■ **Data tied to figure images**
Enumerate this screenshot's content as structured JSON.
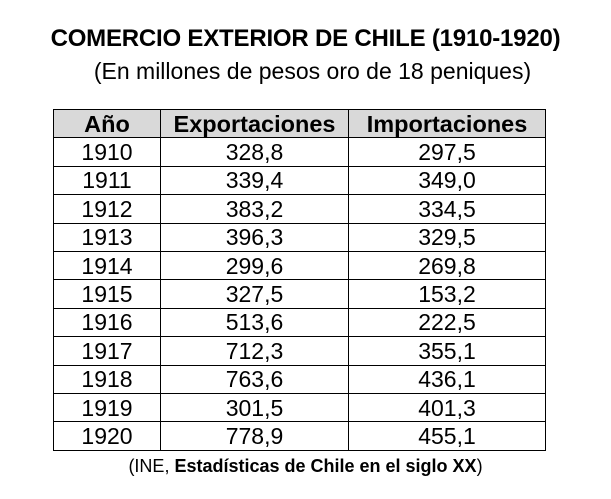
{
  "title": "COMERCIO EXTERIOR DE CHILE (1910-1920)",
  "subtitle": "(En millones de pesos oro de 18 peniques)",
  "table": {
    "headers": [
      "Año",
      "Exportaciones",
      "Importaciones"
    ],
    "rows": [
      [
        "1910",
        "328,8",
        "297,5"
      ],
      [
        "1911",
        "339,4",
        "349,0"
      ],
      [
        "1912",
        "383,2",
        "334,5"
      ],
      [
        "1913",
        "396,3",
        "329,5"
      ],
      [
        "1914",
        "299,6",
        "269,8"
      ],
      [
        "1915",
        "327,5",
        "153,2"
      ],
      [
        "1916",
        "513,6",
        "222,5"
      ],
      [
        "1917",
        "712,3",
        "355,1"
      ],
      [
        "1918",
        "763,6",
        "436,1"
      ],
      [
        "1919",
        "301,5",
        "401,3"
      ],
      [
        "1920",
        "778,9",
        "455,1"
      ]
    ]
  },
  "source": {
    "prefix": "(INE, ",
    "title": "Estadísticas de Chile en el siglo XX",
    "suffix": ")"
  },
  "colors": {
    "header_background": "#d9d9d9",
    "border": "#000000",
    "text": "#000000"
  }
}
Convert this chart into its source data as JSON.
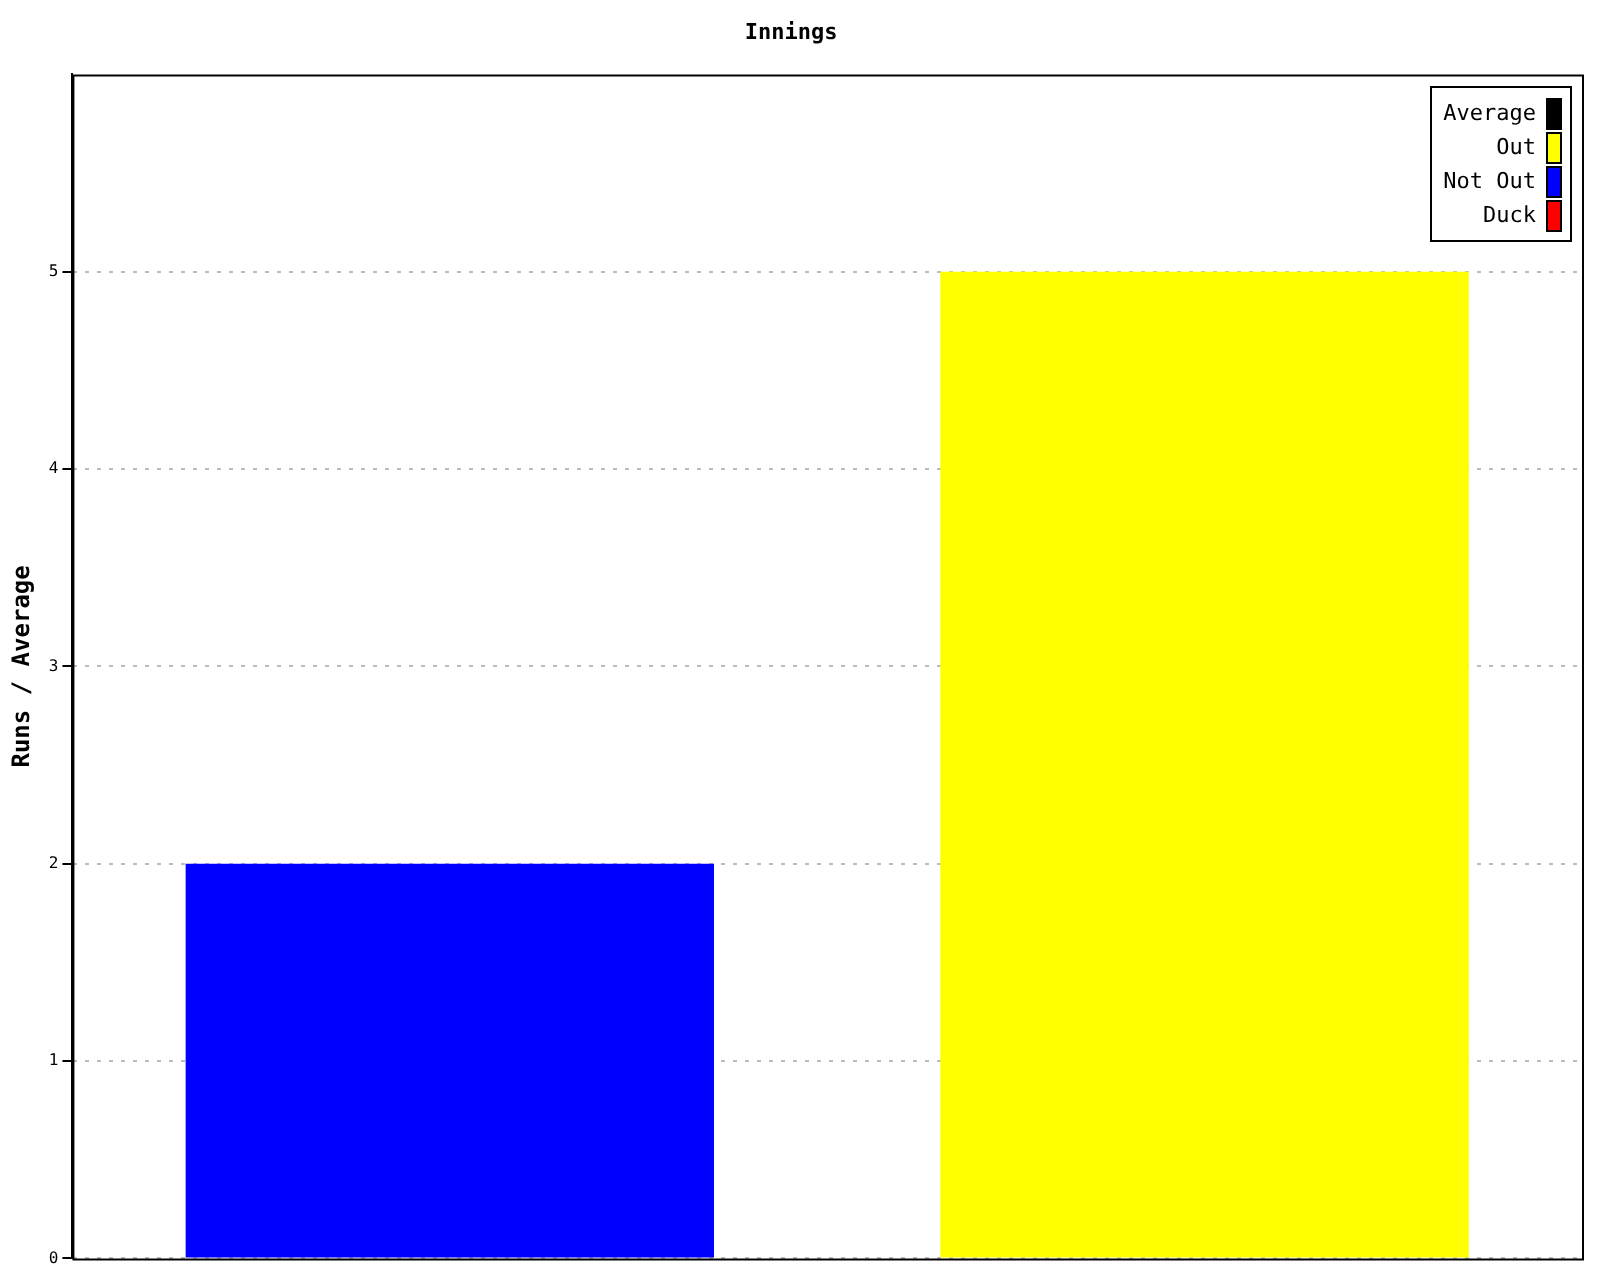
{
  "chart_data": {
    "type": "bar",
    "title": "Innings",
    "ylabel": "Runs / Average",
    "categories": [
      null,
      null
    ],
    "series": [
      {
        "name": "Average",
        "color": "#000000",
        "values": [
          null,
          null
        ]
      },
      {
        "name": "Out",
        "color": "#ffff00",
        "values": [
          null,
          5
        ]
      },
      {
        "name": "Not Out",
        "color": "#0000ff",
        "values": [
          2,
          null
        ]
      },
      {
        "name": "Duck",
        "color": "#ff0000",
        "values": [
          null,
          null
        ]
      }
    ],
    "ylim": [
      0,
      6
    ],
    "yticks": [
      0,
      1,
      2,
      3,
      4,
      5
    ],
    "grid": "y",
    "legend": "top right"
  }
}
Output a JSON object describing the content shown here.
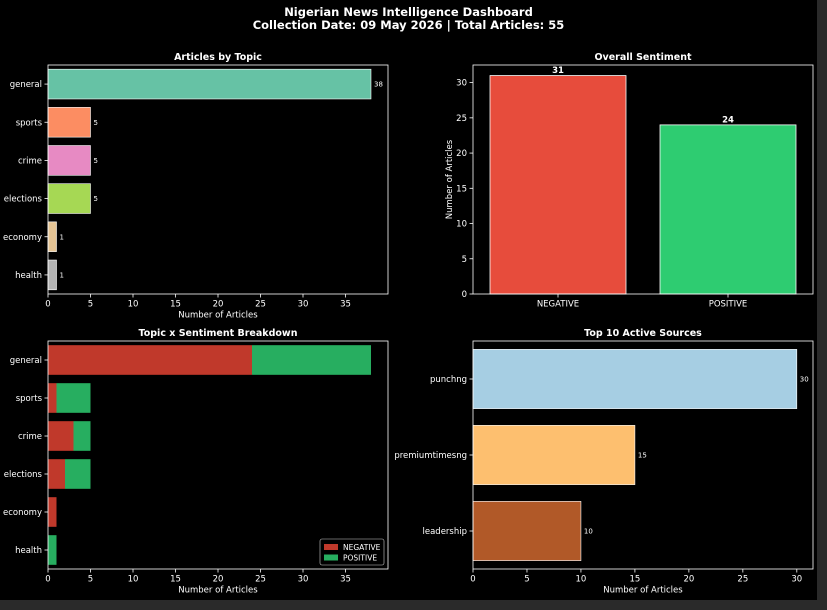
{
  "header": {
    "title": "Nigerian News Intelligence Dashboard",
    "subtitle": "Collection Date: 09 May 2026 | Total Articles: 55"
  },
  "chart_data": [
    {
      "type": "bar",
      "orientation": "horizontal",
      "title": "Articles by Topic",
      "xlabel": "Number of Articles",
      "ylabel": "",
      "categories": [
        "general",
        "sports",
        "crime",
        "elections",
        "economy",
        "health"
      ],
      "values": [
        38,
        5,
        5,
        5,
        1,
        1
      ],
      "colors": [
        "#66c2a5",
        "#fc8d62",
        "#e78ac3",
        "#a6d854",
        "#e5c494",
        "#b3b3b3"
      ],
      "xlim": [
        0,
        40
      ],
      "xticks": [
        0,
        5,
        10,
        15,
        20,
        25,
        30,
        35
      ],
      "data_labels": true
    },
    {
      "type": "bar",
      "orientation": "vertical",
      "title": "Overall Sentiment",
      "xlabel": "",
      "ylabel": "Number of Articles",
      "categories": [
        "NEGATIVE",
        "POSITIVE"
      ],
      "values": [
        31,
        24
      ],
      "colors": [
        "#e74c3c",
        "#2ecc71"
      ],
      "ylim": [
        0,
        32.5
      ],
      "yticks": [
        0,
        5,
        10,
        15,
        20,
        25,
        30
      ],
      "data_labels": true
    },
    {
      "type": "bar",
      "orientation": "horizontal",
      "stacked": true,
      "title": "Topic x Sentiment Breakdown",
      "xlabel": "Number of Articles",
      "ylabel": "",
      "categories": [
        "general",
        "sports",
        "crime",
        "elections",
        "economy",
        "health"
      ],
      "series": [
        {
          "name": "NEGATIVE",
          "values": [
            24,
            1,
            3,
            2,
            1,
            0
          ],
          "color": "#c0392b"
        },
        {
          "name": "POSITIVE",
          "values": [
            14,
            4,
            2,
            3,
            0,
            1
          ],
          "color": "#27ae60"
        }
      ],
      "xlim": [
        0,
        40
      ],
      "xticks": [
        0,
        5,
        10,
        15,
        20,
        25,
        30,
        35
      ],
      "legend": "lower-right"
    },
    {
      "type": "bar",
      "orientation": "horizontal",
      "title": "Top 10 Active Sources",
      "xlabel": "Number of Articles",
      "ylabel": "",
      "categories": [
        "punchng",
        "premiumtimesng",
        "leadership"
      ],
      "values": [
        30,
        15,
        10
      ],
      "colors": [
        "#a6cee3",
        "#fdbf6f",
        "#b15928"
      ],
      "xlim": [
        0,
        31.5
      ],
      "xticks": [
        0,
        5,
        10,
        15,
        20,
        25,
        30
      ],
      "data_labels": true
    }
  ]
}
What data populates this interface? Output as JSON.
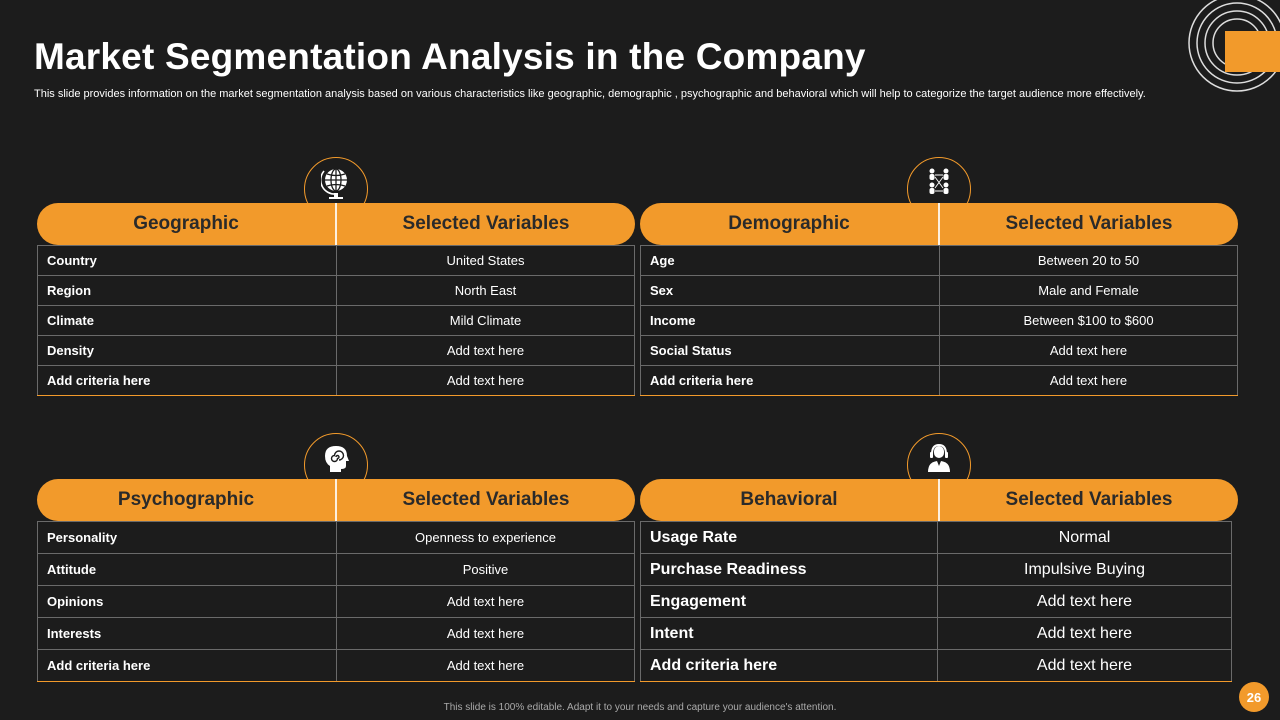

■ **What the task requires**
Without the pictures, write out all of the material exactly.

■ **Final result**
Enumerate this screenshot's content as structured JSON.
{
  "title": "COMERCIO EXTERIOR DE CHILE (1910-1920)",
  "subtitle": "(En millones de pesos oro de 18 peniques)",
  "table": {
    "headers": [
      "Año",
      "Exportaciones",
      "Importaciones"
    ],
    "rows": [
      [
        "1910",
        "328,8",
        "297,5"
      ],
      [
        "1911",
        "339,4",
        "349,0"
      ],
      [
        "1912",
        "383,2",
        "334,5"
      ],
      [
        "1913",
        "396,3",
        "329,5"
      ],
      [
        "1914",
        "299,6",
        "269,8"
      ],
      [
        "1915",
        "327,5",
        "153,2"
      ],
      [
        "1916",
        "513,6",
        "222,5"
      ],
      [
        "1917",
        "712,3",
        "355,1"
      ],
      [
        "1918",
        "763,6",
        "436,1"
      ],
      [
        "1919",
        "301,5",
        "401,3"
      ],
      [
        "1920",
        "778,9",
        "455,1"
      ]
    ]
  },
  "source": {
    "prefix": "(INE, ",
    "title": "Estadísticas de Chile en el siglo XX",
    "suffix": ")"
  },
  "colors": {
    "header_background": "#d9d9d9",
    "border": "#000000",
    "text": "#000000"
  }
}
Convert this chart into its source data as JSON.
{
  "chart_data": {
    "type": "bar",
    "title": "Innings",
    "ylabel": "Runs / Average",
    "categories": [
      null,
      null
    ],
    "series": [
      {
        "name": "Average",
        "color": "#000000",
        "values": [
          null,
          null
        ]
      },
      {
        "name": "Out",
        "color": "#ffff00",
        "values": [
          null,
          5
        ]
      },
      {
        "name": "Not Out",
        "color": "#0000ff",
        "values": [
          2,
          null
        ]
      },
      {
        "name": "Duck",
        "color": "#ff0000",
        "values": [
          null,
          null
        ]
      }
    ],
    "ylim": [
      0,
      6
    ],
    "yticks": [
      0,
      1,
      2,
      3,
      4,
      5
    ],
    "grid": "y",
    "legend": "top right"
  }
}
Output a JSON object describing the content shown here.
{
  "header": {
    "title": "Nigerian News Intelligence Dashboard",
    "subtitle": "Collection Date: 09 May 2026 | Total Articles: 55"
  },
  "chart_data": [
    {
      "type": "bar",
      "orientation": "horizontal",
      "title": "Articles by Topic",
      "xlabel": "Number of Articles",
      "ylabel": "",
      "categories": [
        "general",
        "sports",
        "crime",
        "elections",
        "economy",
        "health"
      ],
      "values": [
        38,
        5,
        5,
        5,
        1,
        1
      ],
      "colors": [
        "#66c2a5",
        "#fc8d62",
        "#e78ac3",
        "#a6d854",
        "#e5c494",
        "#b3b3b3"
      ],
      "xlim": [
        0,
        40
      ],
      "xticks": [
        0,
        5,
        10,
        15,
        20,
        25,
        30,
        35
      ],
      "data_labels": true
    },
    {
      "type": "bar",
      "orientation": "vertical",
      "title": "Overall Sentiment",
      "xlabel": "",
      "ylabel": "Number of Articles",
      "categories": [
        "NEGATIVE",
        "POSITIVE"
      ],
      "values": [
        31,
        24
      ],
      "colors": [
        "#e74c3c",
        "#2ecc71"
      ],
      "ylim": [
        0,
        32.5
      ],
      "yticks": [
        0,
        5,
        10,
        15,
        20,
        25,
        30
      ],
      "data_labels": true
    },
    {
      "type": "bar",
      "orientation": "horizontal",
      "stacked": true,
      "title": "Topic x Sentiment Breakdown",
      "xlabel": "Number of Articles",
      "ylabel": "",
      "categories": [
        "general",
        "sports",
        "crime",
        "elections",
        "economy",
        "health"
      ],
      "series": [
        {
          "name": "NEGATIVE",
          "values": [
            24,
            1,
            3,
            2,
            1,
            0
          ],
          "color": "#c0392b"
        },
        {
          "name": "POSITIVE",
          "values": [
            14,
            4,
            2,
            3,
            0,
            1
          ],
          "color": "#27ae60"
        }
      ],
      "xlim": [
        0,
        40
      ],
      "xticks": [
        0,
        5,
        10,
        15,
        20,
        25,
        30,
        35
      ],
      "legend": "lower-right"
    },
    {
      "type": "bar",
      "orientation": "horizontal",
      "title": "Top 10 Active Sources",
      "xlabel": "Number of Articles",
      "ylabel": "",
      "categories": [
        "punchng",
        "premiumtimesng",
        "leadership"
      ],
      "values": [
        30,
        15,
        10
      ],
      "colors": [
        "#a6cee3",
        "#fdbf6f",
        "#b15928"
      ],
      "xlim": [
        0,
        31.5
      ],
      "xticks": [
        0,
        5,
        10,
        15,
        20,
        25,
        30
      ],
      "data_labels": true
    }
  ]
}
What data populates this interface? Output as JSON.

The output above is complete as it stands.